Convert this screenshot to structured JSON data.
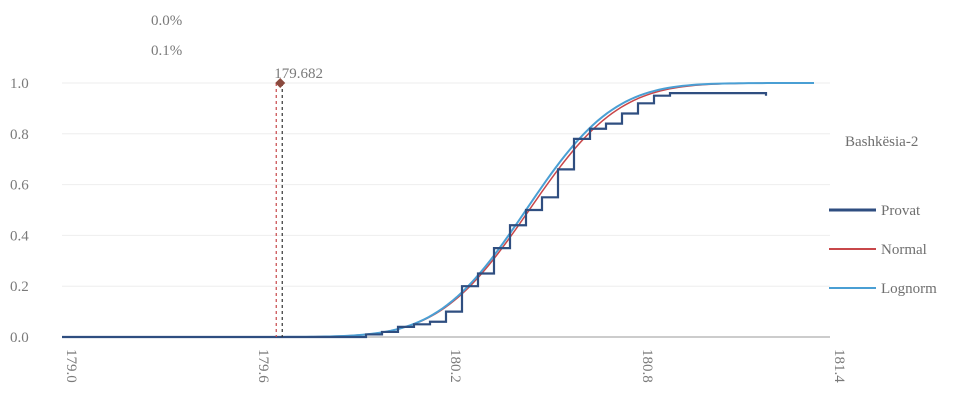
{
  "chart_data": {
    "type": "line",
    "title": "",
    "xlabel": "",
    "ylabel": "",
    "xlim": [
      179.0,
      181.4
    ],
    "ylim": [
      0.0,
      1.0
    ],
    "x_ticks": [
      "179.0",
      "179.6",
      "180.2",
      "180.8",
      "181.4"
    ],
    "y_ticks": [
      "1.0",
      "0.8",
      "0.6",
      "0.4",
      "0.2",
      "0.0"
    ],
    "grid": true,
    "legend": {
      "title": "Bashkësia-2",
      "placement": "right",
      "items": [
        {
          "name": "Provat",
          "color": "#2f4e80"
        },
        {
          "name": "Normal",
          "color": "#c8474a"
        },
        {
          "name": "Lognorm",
          "color": "#4a9fd4"
        }
      ]
    },
    "annotations": {
      "pct_top": "0.0%",
      "pct_bottom": "0.1%",
      "marker_label": "179.682",
      "marker_x": 179.682,
      "marker_y": 1.0
    },
    "series": [
      {
        "name": "Provat",
        "kind": "step",
        "color": "#2f4e80",
        "x": [
          179.0,
          179.95,
          180.0,
          180.05,
          180.1,
          180.15,
          180.2,
          180.25,
          180.3,
          180.35,
          180.4,
          180.45,
          180.5,
          180.55,
          180.6,
          180.65,
          180.7,
          180.75,
          180.8,
          180.85,
          180.9,
          180.95,
          181.0,
          181.1,
          181.2
        ],
        "y": [
          0.0,
          0.01,
          0.02,
          0.04,
          0.05,
          0.06,
          0.1,
          0.2,
          0.25,
          0.35,
          0.44,
          0.5,
          0.55,
          0.66,
          0.78,
          0.82,
          0.84,
          0.88,
          0.92,
          0.95,
          0.96,
          0.96,
          0.96,
          0.96,
          0.95
        ]
      },
      {
        "name": "Normal",
        "kind": "cdf",
        "color": "#c8474a",
        "mean": 180.46,
        "sd": 0.22,
        "x_range": [
          179.0,
          181.2
        ]
      },
      {
        "name": "Lognorm",
        "kind": "cdf",
        "color": "#4a9fd4",
        "mean": 180.45,
        "sd": 0.215,
        "x_range": [
          179.0,
          181.35
        ]
      }
    ]
  }
}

______

**Goal:** Print all of the records shown above exactly, leaving out each picture.

**Exercise response:**
Convert this screenshot to structured JSON data.
{
  "chart_data": {
    "type": "line",
    "title": "",
    "xlabel": "",
    "ylabel": "",
    "xlim": [
      179.0,
      181.4
    ],
    "ylim": [
      0.0,
      1.0
    ],
    "x_ticks": [
      "179.0",
      "179.6",
      "180.2",
      "180.8",
      "181.4"
    ],
    "y_ticks": [
      "1.0",
      "0.8",
      "0.6",
      "0.4",
      "0.2",
      "0.0"
    ],
    "grid": true,
    "legend": {
      "title": "Bashkësia-2",
      "placement": "right",
      "items": [
        {
          "name": "Provat",
          "color": "#2f4e80"
        },
        {
          "name": "Normal",
          "color": "#c8474a"
        },
        {
          "name": "Lognorm",
          "color": "#4a9fd4"
        }
      ]
    },
    "annotations": {
      "pct_top": "0.0%",
      "pct_bottom": "0.1%",
      "marker_label": "179.682",
      "marker_x": 179.682,
      "marker_y": 1.0
    },
    "series": [
      {
        "name": "Provat",
        "kind": "step",
        "color": "#2f4e80",
        "x": [
          179.0,
          179.95,
          180.0,
          180.05,
          180.1,
          180.15,
          180.2,
          180.25,
          180.3,
          180.35,
          180.4,
          180.45,
          180.5,
          180.55,
          180.6,
          180.65,
          180.7,
          180.75,
          180.8,
          180.85,
          180.9,
          180.95,
          181.0,
          181.1,
          181.2
        ],
        "y": [
          0.0,
          0.01,
          0.02,
          0.04,
          0.05,
          0.06,
          0.1,
          0.2,
          0.25,
          0.35,
          0.44,
          0.5,
          0.55,
          0.66,
          0.78,
          0.82,
          0.84,
          0.88,
          0.92,
          0.95,
          0.96,
          0.96,
          0.96,
          0.96,
          0.95
        ]
      },
      {
        "name": "Normal",
        "kind": "cdf",
        "color": "#c8474a",
        "mean": 180.46,
        "sd": 0.22,
        "x_range": [
          179.0,
          181.2
        ]
      },
      {
        "name": "Lognorm",
        "kind": "cdf",
        "color": "#4a9fd4",
        "mean": 180.45,
        "sd": 0.215,
        "x_range": [
          179.0,
          181.35
        ]
      }
    ]
  }
}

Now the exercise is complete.